Information shown:
******************************

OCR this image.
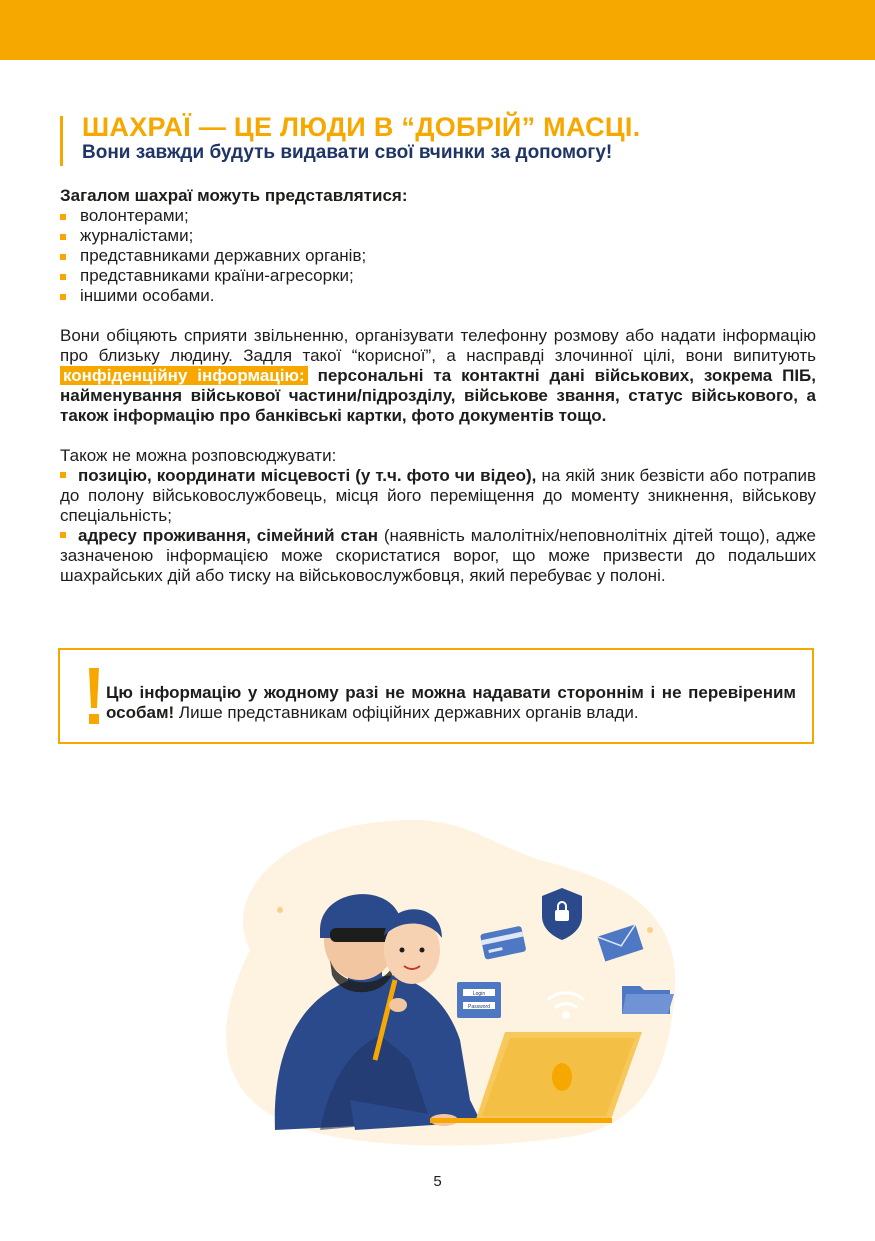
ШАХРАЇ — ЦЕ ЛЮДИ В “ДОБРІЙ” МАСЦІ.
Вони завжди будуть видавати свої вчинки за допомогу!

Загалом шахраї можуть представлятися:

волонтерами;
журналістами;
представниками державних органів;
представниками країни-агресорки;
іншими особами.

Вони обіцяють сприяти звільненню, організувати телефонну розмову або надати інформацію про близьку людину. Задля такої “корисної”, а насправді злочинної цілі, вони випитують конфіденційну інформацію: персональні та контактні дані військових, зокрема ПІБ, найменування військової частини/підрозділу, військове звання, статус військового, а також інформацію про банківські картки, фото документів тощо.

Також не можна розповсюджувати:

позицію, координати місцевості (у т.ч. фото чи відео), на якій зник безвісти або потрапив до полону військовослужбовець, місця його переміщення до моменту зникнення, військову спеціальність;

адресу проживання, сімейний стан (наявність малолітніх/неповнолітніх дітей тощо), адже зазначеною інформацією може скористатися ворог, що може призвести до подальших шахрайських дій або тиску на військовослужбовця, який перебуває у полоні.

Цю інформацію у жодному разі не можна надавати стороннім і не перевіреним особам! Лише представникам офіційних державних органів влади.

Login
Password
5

******************************

Task brief: Copy each line in full and exactly, omitting any picture.

Full answer:
OCR this image.
ШАХРАЇ — ЦЕ ЛЮДИ В “ДОБРІЙ” МАСЦІ.
Вони завжди будуть видавати свої вчинки за допомогу!

Загалом шахраї можуть представлятися:

волонтерами;
журналістами;
представниками державних органів;
представниками країни-агресорки;
іншими особами.

Вони обіцяють сприяти звільненню, організувати телефонну розмову або надати інформацію про близьку людину. Задля такої “корисної”, а насправді злочинної цілі, вони випитують конфіденційну інформацію: персональні та контактні дані військових, зокрема ПІБ, найменування військової частини/підрозділу, військове звання, статус військового, а також інформацію про банківські картки, фото документів тощо.

Також не можна розповсюджувати:

позицію, координати місцевості (у т.ч. фото чи відео), на якій зник безвісти або потрапив до полону військовослужбовець, місця його переміщення до моменту зникнення, військову спеціальність;

адресу проживання, сімейний стан (наявність малолітніх/неповнолітніх дітей тощо), адже зазначеною інформацією може скористатися ворог, що може призвести до подальших шахрайських дій або тиску на військовослужбовця, який перебуває у полоні.

Цю інформацію у жодному разі не можна надавати стороннім і не перевіреним особам! Лише представникам офіційних державних органів влади.

Login
Password
5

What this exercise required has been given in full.